Task instructions: Every line with the word "memory" in it should be extracted from the data that follows.
==================================================
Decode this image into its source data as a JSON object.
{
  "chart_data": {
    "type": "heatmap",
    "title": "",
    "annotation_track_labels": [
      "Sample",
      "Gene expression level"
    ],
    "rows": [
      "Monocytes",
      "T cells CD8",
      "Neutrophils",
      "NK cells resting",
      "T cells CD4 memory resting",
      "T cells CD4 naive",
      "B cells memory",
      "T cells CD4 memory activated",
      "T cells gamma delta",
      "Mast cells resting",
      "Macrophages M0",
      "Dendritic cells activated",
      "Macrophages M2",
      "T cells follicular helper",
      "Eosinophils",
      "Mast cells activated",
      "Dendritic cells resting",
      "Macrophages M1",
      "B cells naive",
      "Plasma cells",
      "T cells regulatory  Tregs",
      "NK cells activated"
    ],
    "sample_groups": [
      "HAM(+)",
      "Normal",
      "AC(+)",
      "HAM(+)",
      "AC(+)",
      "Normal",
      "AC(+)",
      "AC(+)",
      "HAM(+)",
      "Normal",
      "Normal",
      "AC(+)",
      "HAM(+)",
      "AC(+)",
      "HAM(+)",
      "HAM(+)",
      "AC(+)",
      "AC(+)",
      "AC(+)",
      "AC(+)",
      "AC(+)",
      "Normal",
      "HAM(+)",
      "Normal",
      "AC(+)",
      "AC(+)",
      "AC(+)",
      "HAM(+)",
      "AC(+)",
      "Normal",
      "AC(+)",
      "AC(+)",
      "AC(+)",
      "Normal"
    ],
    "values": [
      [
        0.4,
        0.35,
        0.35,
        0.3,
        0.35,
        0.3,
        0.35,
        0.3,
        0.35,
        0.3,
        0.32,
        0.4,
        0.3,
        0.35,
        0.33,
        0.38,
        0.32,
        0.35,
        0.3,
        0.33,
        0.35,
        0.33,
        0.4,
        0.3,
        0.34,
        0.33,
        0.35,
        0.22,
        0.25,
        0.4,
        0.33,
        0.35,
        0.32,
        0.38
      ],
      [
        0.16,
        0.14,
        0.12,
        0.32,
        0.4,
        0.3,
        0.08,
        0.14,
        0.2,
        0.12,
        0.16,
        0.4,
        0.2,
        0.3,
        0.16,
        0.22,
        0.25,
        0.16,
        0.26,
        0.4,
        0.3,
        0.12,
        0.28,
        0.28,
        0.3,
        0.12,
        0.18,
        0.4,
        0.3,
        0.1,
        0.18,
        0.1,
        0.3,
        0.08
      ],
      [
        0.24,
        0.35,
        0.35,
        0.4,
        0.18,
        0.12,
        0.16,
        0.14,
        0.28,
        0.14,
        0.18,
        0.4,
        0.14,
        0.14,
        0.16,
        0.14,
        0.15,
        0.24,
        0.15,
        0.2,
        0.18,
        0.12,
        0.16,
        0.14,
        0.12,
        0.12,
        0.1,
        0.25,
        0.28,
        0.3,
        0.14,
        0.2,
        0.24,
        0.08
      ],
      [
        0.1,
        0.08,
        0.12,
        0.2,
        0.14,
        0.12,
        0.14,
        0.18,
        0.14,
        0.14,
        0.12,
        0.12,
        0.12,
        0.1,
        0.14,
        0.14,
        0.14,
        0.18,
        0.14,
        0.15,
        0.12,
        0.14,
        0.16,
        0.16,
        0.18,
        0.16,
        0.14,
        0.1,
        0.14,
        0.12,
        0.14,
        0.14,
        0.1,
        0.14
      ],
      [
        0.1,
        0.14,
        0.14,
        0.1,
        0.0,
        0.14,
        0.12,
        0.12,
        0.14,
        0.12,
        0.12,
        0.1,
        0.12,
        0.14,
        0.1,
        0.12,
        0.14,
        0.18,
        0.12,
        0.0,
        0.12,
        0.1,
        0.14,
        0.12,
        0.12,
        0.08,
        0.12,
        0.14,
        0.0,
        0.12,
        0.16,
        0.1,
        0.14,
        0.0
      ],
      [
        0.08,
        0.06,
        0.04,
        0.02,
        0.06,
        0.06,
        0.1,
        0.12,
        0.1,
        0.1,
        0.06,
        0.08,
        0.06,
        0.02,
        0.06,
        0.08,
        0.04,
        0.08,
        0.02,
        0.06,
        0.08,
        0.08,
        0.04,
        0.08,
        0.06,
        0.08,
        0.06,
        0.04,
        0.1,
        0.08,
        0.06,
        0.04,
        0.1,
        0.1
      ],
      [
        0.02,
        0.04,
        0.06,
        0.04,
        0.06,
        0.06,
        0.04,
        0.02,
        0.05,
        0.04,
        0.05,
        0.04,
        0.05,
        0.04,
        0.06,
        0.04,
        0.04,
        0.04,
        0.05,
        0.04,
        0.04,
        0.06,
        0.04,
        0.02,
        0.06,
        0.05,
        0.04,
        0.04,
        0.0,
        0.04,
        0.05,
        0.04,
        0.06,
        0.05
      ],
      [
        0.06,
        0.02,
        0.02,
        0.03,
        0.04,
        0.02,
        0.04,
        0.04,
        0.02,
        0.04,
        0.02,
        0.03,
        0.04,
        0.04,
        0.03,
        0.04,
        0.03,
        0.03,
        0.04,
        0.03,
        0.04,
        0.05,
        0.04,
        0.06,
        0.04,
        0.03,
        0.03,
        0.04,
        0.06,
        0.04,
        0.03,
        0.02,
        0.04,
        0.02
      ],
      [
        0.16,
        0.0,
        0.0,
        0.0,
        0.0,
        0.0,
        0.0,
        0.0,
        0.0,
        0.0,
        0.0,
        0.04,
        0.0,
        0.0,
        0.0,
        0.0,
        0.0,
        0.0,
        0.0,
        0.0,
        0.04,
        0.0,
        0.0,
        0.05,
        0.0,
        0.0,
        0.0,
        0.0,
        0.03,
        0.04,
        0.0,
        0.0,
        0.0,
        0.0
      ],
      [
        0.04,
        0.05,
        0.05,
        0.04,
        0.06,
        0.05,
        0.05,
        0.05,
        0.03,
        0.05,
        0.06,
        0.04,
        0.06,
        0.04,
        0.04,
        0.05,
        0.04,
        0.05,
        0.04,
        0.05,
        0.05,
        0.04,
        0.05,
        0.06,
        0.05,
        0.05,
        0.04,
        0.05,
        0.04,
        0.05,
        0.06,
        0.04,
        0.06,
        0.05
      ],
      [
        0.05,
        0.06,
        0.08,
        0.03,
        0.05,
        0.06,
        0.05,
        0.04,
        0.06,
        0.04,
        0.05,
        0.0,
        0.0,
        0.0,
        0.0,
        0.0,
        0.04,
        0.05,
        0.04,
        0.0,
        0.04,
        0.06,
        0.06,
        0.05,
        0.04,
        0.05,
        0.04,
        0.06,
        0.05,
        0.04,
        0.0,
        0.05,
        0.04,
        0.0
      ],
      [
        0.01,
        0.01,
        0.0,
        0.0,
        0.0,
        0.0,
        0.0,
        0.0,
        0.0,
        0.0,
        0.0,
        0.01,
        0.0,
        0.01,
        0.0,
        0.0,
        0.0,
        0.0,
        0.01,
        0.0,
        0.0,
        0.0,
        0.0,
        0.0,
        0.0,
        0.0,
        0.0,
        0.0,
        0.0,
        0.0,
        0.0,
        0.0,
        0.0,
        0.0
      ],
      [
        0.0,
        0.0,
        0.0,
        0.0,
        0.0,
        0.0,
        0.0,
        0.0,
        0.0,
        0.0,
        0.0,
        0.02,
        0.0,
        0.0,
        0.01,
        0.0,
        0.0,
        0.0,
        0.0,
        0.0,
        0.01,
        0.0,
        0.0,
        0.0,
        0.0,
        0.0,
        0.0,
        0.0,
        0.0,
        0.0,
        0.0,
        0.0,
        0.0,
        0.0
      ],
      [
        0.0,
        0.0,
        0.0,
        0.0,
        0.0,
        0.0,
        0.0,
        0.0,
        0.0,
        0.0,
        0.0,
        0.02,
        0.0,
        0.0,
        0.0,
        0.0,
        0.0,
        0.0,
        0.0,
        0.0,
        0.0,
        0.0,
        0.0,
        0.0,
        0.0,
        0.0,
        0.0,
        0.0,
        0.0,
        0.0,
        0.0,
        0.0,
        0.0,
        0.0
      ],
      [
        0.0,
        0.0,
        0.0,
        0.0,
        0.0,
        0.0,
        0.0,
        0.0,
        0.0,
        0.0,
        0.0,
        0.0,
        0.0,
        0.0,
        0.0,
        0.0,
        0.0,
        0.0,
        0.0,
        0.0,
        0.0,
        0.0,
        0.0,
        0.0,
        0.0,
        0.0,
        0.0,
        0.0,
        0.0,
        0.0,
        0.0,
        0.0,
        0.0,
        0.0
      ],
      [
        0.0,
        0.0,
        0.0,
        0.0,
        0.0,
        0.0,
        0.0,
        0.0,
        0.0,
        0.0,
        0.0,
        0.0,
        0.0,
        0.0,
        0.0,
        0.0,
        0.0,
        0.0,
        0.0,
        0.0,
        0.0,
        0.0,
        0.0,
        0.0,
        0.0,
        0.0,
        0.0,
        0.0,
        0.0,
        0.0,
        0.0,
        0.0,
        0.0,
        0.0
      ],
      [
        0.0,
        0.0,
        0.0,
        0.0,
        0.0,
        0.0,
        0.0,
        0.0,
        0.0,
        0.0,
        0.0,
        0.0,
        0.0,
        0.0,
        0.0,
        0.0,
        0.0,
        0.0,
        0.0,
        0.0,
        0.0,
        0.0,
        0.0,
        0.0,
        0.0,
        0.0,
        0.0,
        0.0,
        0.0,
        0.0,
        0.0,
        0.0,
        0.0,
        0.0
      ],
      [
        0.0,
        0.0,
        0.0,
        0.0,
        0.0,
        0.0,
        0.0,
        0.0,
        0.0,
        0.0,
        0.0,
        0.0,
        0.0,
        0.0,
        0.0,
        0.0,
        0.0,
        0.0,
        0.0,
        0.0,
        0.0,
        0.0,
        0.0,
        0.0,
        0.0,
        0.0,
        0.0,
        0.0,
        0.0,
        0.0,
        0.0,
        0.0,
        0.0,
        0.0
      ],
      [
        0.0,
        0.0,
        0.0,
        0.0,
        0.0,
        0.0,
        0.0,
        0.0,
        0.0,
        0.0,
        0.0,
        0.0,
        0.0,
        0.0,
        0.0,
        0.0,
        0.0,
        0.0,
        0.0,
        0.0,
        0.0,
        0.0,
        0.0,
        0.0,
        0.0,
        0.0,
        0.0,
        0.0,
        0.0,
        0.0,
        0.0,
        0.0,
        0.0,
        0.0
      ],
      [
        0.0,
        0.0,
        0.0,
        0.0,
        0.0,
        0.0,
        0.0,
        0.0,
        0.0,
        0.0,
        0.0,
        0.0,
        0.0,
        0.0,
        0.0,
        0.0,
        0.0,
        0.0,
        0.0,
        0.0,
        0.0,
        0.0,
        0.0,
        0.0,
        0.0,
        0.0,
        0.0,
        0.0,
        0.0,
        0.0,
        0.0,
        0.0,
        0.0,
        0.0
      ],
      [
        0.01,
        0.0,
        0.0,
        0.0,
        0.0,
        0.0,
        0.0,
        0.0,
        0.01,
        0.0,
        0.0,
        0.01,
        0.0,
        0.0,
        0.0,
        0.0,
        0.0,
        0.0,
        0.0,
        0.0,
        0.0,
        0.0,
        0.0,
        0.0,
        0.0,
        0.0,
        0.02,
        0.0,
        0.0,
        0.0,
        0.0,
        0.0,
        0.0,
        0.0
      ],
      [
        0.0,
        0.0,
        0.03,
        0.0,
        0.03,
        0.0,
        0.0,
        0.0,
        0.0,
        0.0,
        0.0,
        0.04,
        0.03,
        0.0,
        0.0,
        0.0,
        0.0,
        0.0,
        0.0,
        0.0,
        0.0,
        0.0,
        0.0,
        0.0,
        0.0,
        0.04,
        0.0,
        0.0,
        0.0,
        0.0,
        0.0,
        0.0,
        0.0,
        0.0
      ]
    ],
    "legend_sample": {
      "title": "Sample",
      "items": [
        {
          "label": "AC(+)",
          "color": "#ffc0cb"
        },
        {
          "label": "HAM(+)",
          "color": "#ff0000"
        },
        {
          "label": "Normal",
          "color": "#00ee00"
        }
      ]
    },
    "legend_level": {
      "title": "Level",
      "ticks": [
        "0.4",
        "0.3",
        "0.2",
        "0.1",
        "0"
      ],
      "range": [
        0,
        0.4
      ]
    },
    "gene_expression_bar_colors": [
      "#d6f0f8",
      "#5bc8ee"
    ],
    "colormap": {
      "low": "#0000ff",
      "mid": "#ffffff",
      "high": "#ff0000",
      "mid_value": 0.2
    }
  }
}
==================================================
Solution for this exercise:
      "T cells CD4 memory resting",
      "B cells memory",
      "T cells CD4 memory activated",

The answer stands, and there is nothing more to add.